-- GIVEN ENTRIES start --

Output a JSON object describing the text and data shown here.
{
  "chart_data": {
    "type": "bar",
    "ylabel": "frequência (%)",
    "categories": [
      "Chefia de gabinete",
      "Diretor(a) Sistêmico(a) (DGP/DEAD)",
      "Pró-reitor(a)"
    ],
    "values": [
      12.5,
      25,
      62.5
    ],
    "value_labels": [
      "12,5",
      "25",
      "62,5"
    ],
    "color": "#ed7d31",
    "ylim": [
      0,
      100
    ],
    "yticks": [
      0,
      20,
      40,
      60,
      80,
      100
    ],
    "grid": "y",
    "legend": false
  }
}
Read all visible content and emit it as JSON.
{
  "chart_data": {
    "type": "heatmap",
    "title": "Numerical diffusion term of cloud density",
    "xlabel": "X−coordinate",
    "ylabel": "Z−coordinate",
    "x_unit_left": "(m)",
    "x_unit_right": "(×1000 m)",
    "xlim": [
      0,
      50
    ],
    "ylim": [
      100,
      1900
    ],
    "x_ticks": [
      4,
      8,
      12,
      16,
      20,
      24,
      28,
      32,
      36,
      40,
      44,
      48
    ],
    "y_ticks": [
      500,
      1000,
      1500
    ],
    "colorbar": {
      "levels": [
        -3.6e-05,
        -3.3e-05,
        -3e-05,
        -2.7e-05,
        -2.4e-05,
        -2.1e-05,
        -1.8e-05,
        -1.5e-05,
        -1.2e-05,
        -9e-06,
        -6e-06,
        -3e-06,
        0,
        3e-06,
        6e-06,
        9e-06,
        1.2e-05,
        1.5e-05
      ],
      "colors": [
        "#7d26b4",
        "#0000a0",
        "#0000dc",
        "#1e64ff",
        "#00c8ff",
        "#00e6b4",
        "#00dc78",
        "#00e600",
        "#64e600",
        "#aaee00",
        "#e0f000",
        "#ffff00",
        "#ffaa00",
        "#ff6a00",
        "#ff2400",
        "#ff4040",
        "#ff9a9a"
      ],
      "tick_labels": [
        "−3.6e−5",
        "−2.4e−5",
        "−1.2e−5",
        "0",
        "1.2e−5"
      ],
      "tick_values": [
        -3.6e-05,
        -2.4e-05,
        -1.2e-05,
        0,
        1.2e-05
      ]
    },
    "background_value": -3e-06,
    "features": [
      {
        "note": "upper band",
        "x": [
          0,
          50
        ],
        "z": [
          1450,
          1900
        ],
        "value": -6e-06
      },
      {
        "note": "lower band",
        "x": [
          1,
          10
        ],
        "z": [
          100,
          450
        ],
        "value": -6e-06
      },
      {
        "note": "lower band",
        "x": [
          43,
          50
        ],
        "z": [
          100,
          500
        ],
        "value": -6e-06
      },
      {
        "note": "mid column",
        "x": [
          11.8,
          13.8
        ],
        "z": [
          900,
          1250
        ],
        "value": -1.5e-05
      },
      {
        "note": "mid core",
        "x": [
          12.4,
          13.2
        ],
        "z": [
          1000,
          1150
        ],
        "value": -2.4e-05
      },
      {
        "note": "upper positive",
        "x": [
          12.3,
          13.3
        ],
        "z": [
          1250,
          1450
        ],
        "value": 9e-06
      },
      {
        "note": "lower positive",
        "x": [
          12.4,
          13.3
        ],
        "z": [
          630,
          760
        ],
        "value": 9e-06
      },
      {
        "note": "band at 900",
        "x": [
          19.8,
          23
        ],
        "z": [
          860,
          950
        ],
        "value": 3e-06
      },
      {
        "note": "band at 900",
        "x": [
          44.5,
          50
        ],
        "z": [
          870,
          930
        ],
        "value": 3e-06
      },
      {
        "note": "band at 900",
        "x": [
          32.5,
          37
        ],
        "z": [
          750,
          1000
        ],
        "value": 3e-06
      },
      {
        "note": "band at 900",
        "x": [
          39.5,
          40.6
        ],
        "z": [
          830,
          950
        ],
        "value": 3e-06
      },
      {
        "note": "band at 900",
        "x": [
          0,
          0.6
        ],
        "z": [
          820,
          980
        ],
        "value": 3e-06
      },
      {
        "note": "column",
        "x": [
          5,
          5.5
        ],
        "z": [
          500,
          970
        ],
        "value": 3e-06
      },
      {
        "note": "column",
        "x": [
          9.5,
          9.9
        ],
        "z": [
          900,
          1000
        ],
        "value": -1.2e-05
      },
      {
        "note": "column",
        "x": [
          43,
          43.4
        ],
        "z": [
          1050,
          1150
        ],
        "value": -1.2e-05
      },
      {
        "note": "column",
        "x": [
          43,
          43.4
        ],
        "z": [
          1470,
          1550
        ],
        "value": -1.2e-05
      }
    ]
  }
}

-- GIVEN ENTRIES end --

WHAT IS BEING ASKED: Return all lines of the material above in which the word "coordinate" occurs.

FINISHED ANSWER:
    "xlabel": "X−coordinate",
    "ylabel": "Z−coordinate",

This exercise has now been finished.